◆ Texto fornecido ◆
· · · · · · ·

Em entrevista à DW África, o jornalista guineense António Nhaga diz que, mesmo após a cimeira da CEDEAO, a única saída para a crise em Bissau é a realização de eleições.
O impasse continua a dominar o cenário político da
Guiné-Bissau. Mesmo depois da cimeira da Comunidade Económica dos Estados da
África Ocidental (CEDEAO), em Abuja, na Nigéria, que deu um prazo de 30 dias para os atores
políticos guineenses aplicarem o Acordo de Conacri, a crise parece não ter
evoluído para uma melhora.
Em entrevista à DW África, o diretor-geral do jornal
independente O Democrata e bastonário da Ordem dos Jornalistas da Guiné-Bissau,
António Nhaga, diz que dificilmente o roteiro proposto pelo Presidente José
Mário Vaz – que inclui a reintegração dos 15 deputados do Partido Africano da
Independência da Guiné e Cabo Verde (PAIGC) – será cumprido pelos políticos
guineenses.
"Parece-me que a saída será mesmo as eleições, a
única saída", avalia o jornalista que, entretanto, adverte: outro impasse
poderá sair desta opção, "porque o coletivo de partidos democráticos não
aceitará que este Governo conduza o processo eleitoral".
Nhaga defende que a comunidade internacional deve
pressionar para a convocação de eleições no país.
Confira a íntegra da entrevista.
António Nhaga: "Estamos a caminha para novas
eleições"

· · · · · · ·

◆ Excertos de dados ◆
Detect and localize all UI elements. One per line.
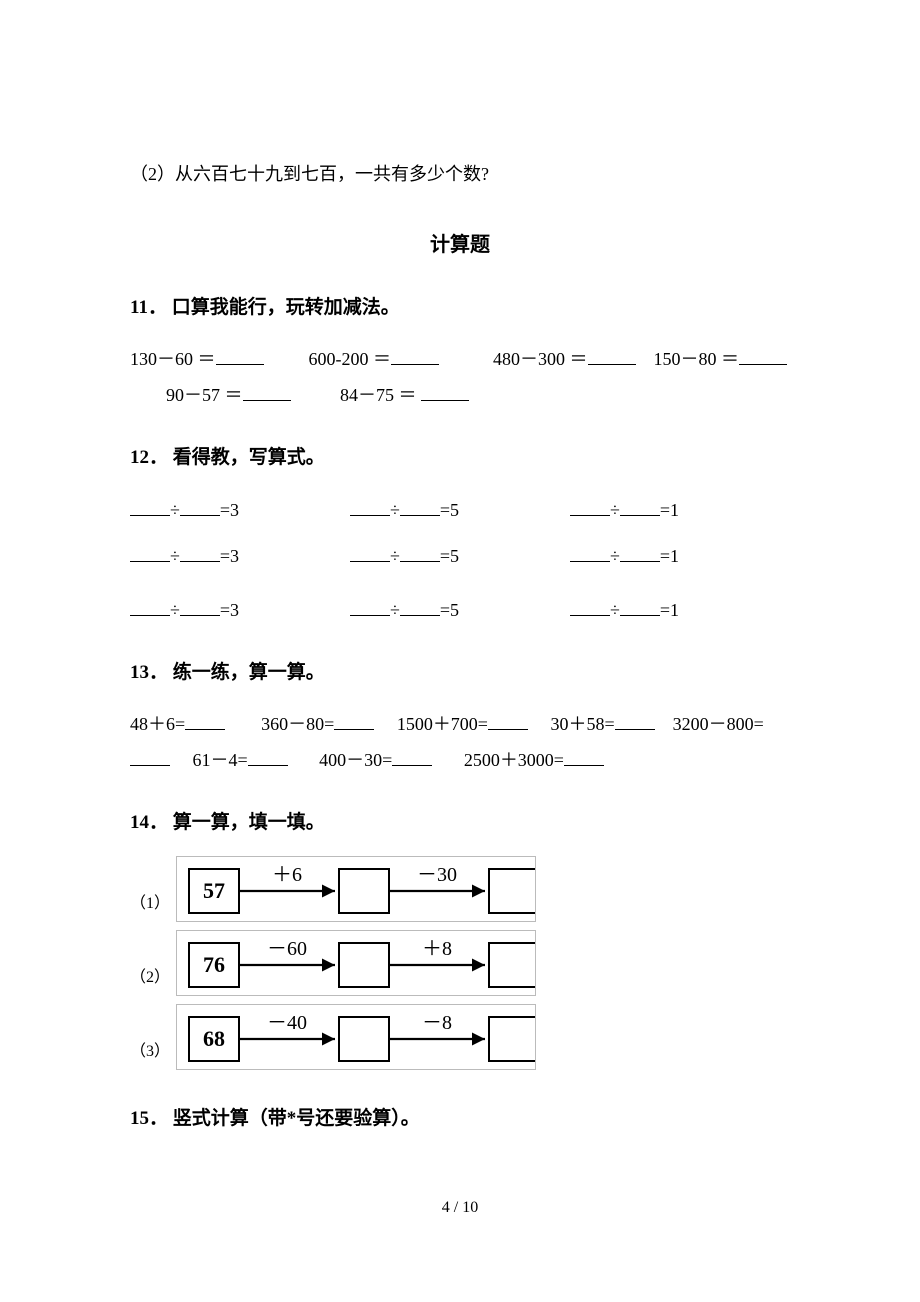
q15-title: 竖式计算（带*号还要验算）。 — [173, 1108, 420, 1129]
svg-text:－30: －30 — [417, 864, 457, 886]
q11-head: 11． 口算我能行，玩转加减法。 — [130, 293, 790, 323]
q13-item: 30＋58= — [550, 714, 614, 734]
q13-item: 48＋6= — [130, 714, 185, 734]
q11-item: 480－300 ＝ — [493, 349, 588, 369]
q13-item: 61－4= — [193, 750, 248, 770]
flow-index: （1） — [130, 891, 170, 923]
q14-head: 14． 算一算，填一填。 — [130, 808, 790, 838]
flow-row: （1） 57 ＋6 －30 — [130, 856, 790, 922]
blank — [588, 347, 636, 365]
page-footer: 4 / 10 — [130, 1195, 790, 1221]
q12-cell: ÷=5 — [350, 538, 570, 574]
q12-cell: ÷=1 — [570, 592, 790, 628]
q13-title: 练一练，算一算。 — [173, 662, 325, 683]
q11-item: 130－60 ＝ — [130, 349, 216, 369]
blank — [216, 347, 264, 365]
q12-head: 12． 看得教，写算式。 — [130, 443, 790, 473]
q14-num: 14． — [130, 812, 168, 833]
svg-text:68: 68 — [203, 1026, 225, 1051]
q15-head: 15． 竖式计算（带*号还要验算）。 — [130, 1104, 790, 1134]
q12-title: 看得教，写算式。 — [173, 447, 325, 468]
svg-text:－8: －8 — [422, 1012, 452, 1034]
flow-index: （3） — [130, 1039, 170, 1071]
q13-body: 48＋6= 360－80= 1500＋700= 30＋58= 3200－800=… — [130, 706, 790, 778]
q11-item: 150－80 ＝ — [654, 349, 740, 369]
blank — [391, 347, 439, 365]
svg-text:76: 76 — [203, 952, 225, 977]
q11-num: 11． — [130, 297, 167, 318]
flow-row: （3） 68 －40 －8 — [130, 1004, 790, 1070]
q11-item: 84－75 ＝ — [340, 385, 417, 405]
flow-index: （2） — [130, 965, 170, 997]
q14-title: 算一算，填一填。 — [173, 812, 325, 833]
blank — [421, 383, 469, 401]
q12-body: ÷=3 ÷=5 ÷=1 ÷=3 ÷=5 ÷=1 ÷=3 ÷=5 ÷=1 — [130, 492, 790, 628]
q13-item: 2500＋3000= — [464, 750, 564, 770]
q12-cell: ÷=3 — [130, 492, 350, 528]
q13-num: 13． — [130, 662, 168, 683]
blank — [243, 383, 291, 401]
flow-diagram: 57 ＋6 －30 — [176, 856, 536, 922]
q15-num: 15． — [130, 1108, 168, 1129]
flow-diagram: 68 －40 －8 — [176, 1004, 536, 1070]
section-title: 计算题 — [130, 229, 790, 261]
q12-cell: ÷=3 — [130, 592, 350, 628]
q13-head: 13． 练一练，算一算。 — [130, 658, 790, 688]
q12-cell: ÷=1 — [570, 538, 790, 574]
q13-item: 1500＋700= — [397, 714, 488, 734]
q12-cell: ÷=3 — [130, 538, 350, 574]
q12-cell: ÷=5 — [350, 492, 570, 528]
svg-text:－40: －40 — [267, 1012, 307, 1034]
q12-cell: ÷=1 — [570, 492, 790, 528]
q11-body: 130－60 ＝ 600-200 ＝ 480－300 ＝ 150－80 ＝ 90… — [130, 341, 790, 413]
q13-item: 3200－800= — [673, 714, 764, 734]
q11-item: 90－57 ＝ — [166, 385, 243, 405]
svg-text:＋6: ＋6 — [272, 864, 302, 886]
svg-text:57: 57 — [203, 878, 225, 903]
q12-cell: ÷=5 — [350, 592, 570, 628]
blank — [739, 347, 787, 365]
svg-text:－60: －60 — [267, 938, 307, 960]
q13-item: 400－30= — [319, 750, 392, 770]
q11-item: 600-200 ＝ — [309, 349, 392, 369]
q13-item: 360－80= — [261, 714, 334, 734]
question-2: （2）从六百七十九到七百，一共有多少个数? — [130, 160, 790, 189]
flow-row: （2） 76 －60 ＋8 — [130, 930, 790, 996]
svg-text:＋8: ＋8 — [422, 938, 452, 960]
q12-num: 12． — [130, 447, 168, 468]
q11-title: 口算我能行，玩转加减法。 — [172, 297, 400, 318]
flow-diagram: 76 －60 ＋8 — [176, 930, 536, 996]
q14-body: （1） 57 ＋6 －30 （2） 76 －60 ＋8 （3） 68 －40 －8 — [130, 856, 790, 1070]
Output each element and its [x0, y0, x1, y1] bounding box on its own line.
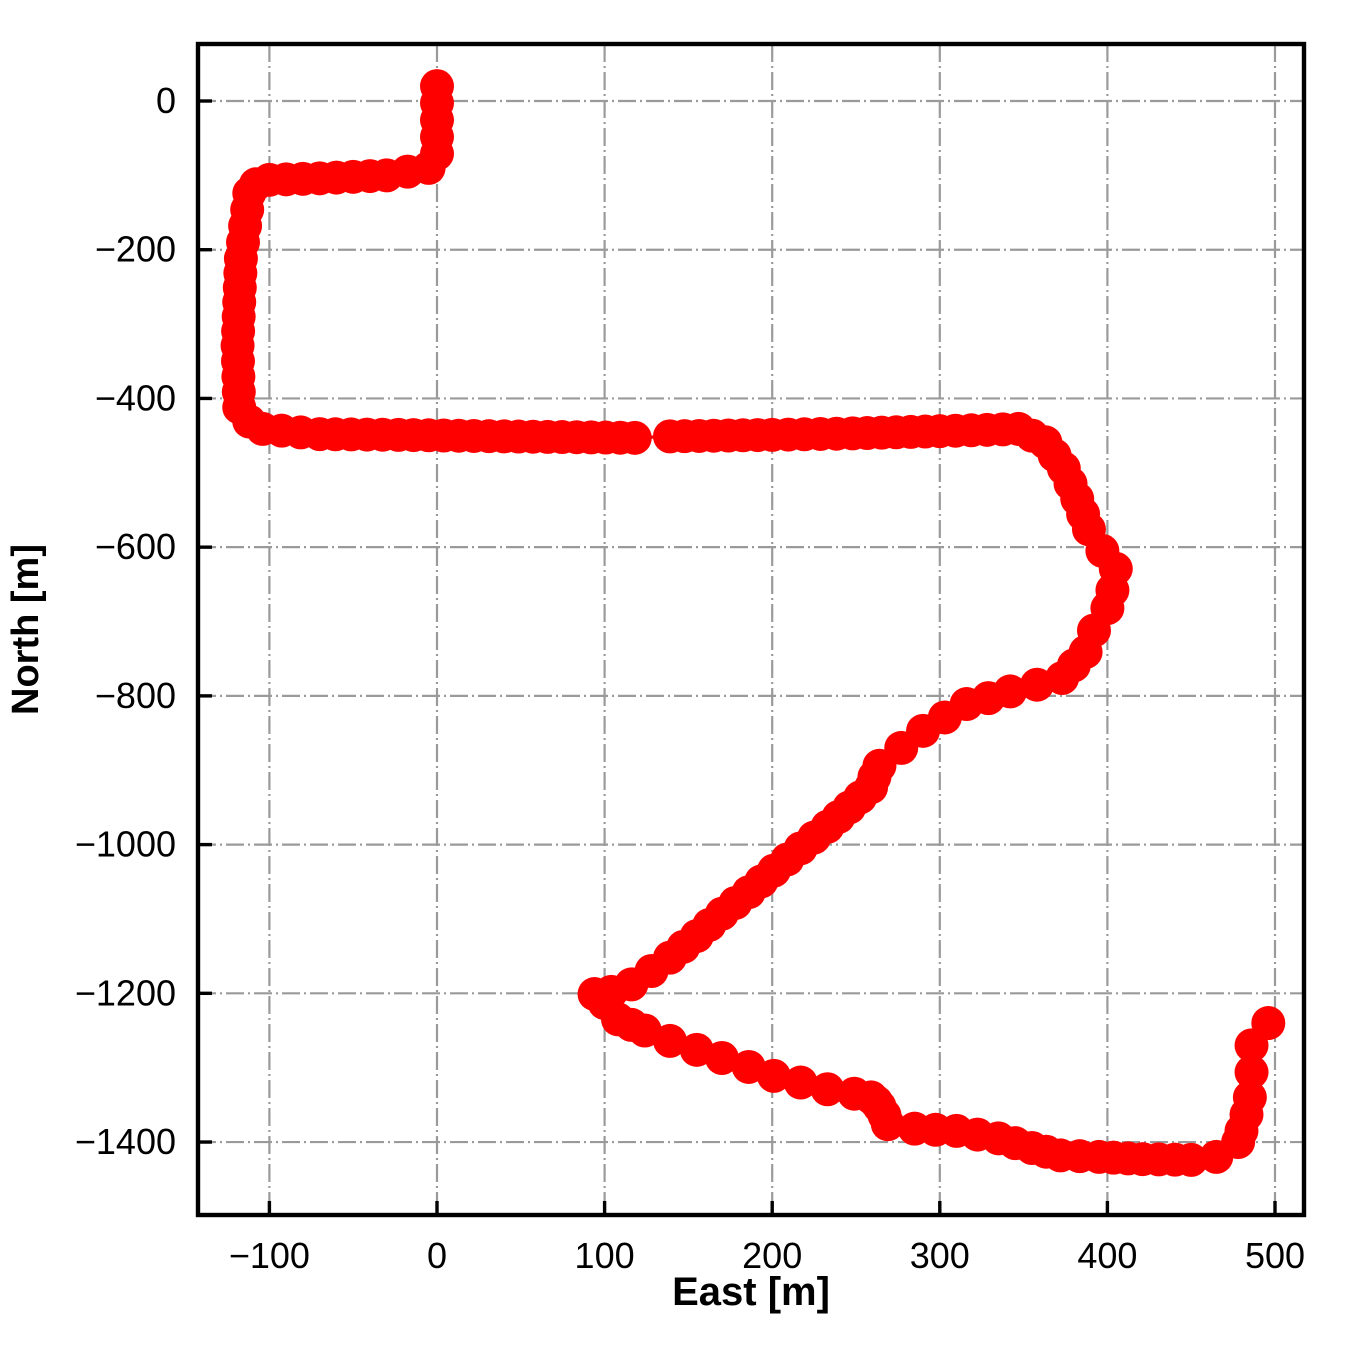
- svg-text:−1400: −1400: [75, 1121, 176, 1162]
- svg-text:North [m]: North [m]: [5, 544, 47, 715]
- svg-text:−200: −200: [95, 229, 176, 270]
- svg-text:400: 400: [1077, 1235, 1137, 1276]
- svg-text:0: 0: [427, 1235, 447, 1276]
- svg-text:East [m]: East [m]: [672, 1270, 830, 1314]
- svg-text:−600: −600: [95, 526, 176, 567]
- svg-text:300: 300: [910, 1235, 970, 1276]
- svg-text:0: 0: [156, 80, 176, 121]
- svg-text:−1200: −1200: [75, 972, 176, 1013]
- svg-text:−800: −800: [95, 675, 176, 716]
- svg-text:−1000: −1000: [75, 824, 176, 865]
- svg-text:100: 100: [575, 1235, 635, 1276]
- svg-text:−100: −100: [229, 1235, 310, 1276]
- svg-text:−400: −400: [95, 377, 176, 418]
- svg-text:500: 500: [1245, 1235, 1305, 1276]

· · · · · · ·

◆ Instruções e requisitos ◆
Substitua "cimeira" por "cúpula" no trecho do texto fornecido que começa em "Em entrevista à DW África, o jornalista" e vai até "realização de eleições.". Apresente o trecho com a troca feita.

◆ A resposta ◆
Em entrevista à DW África, o jornalista guineense António Nhaga diz que, mesmo após a cúpula da CEDEAO, a única saída para a crise em Bissau é a realização de eleições.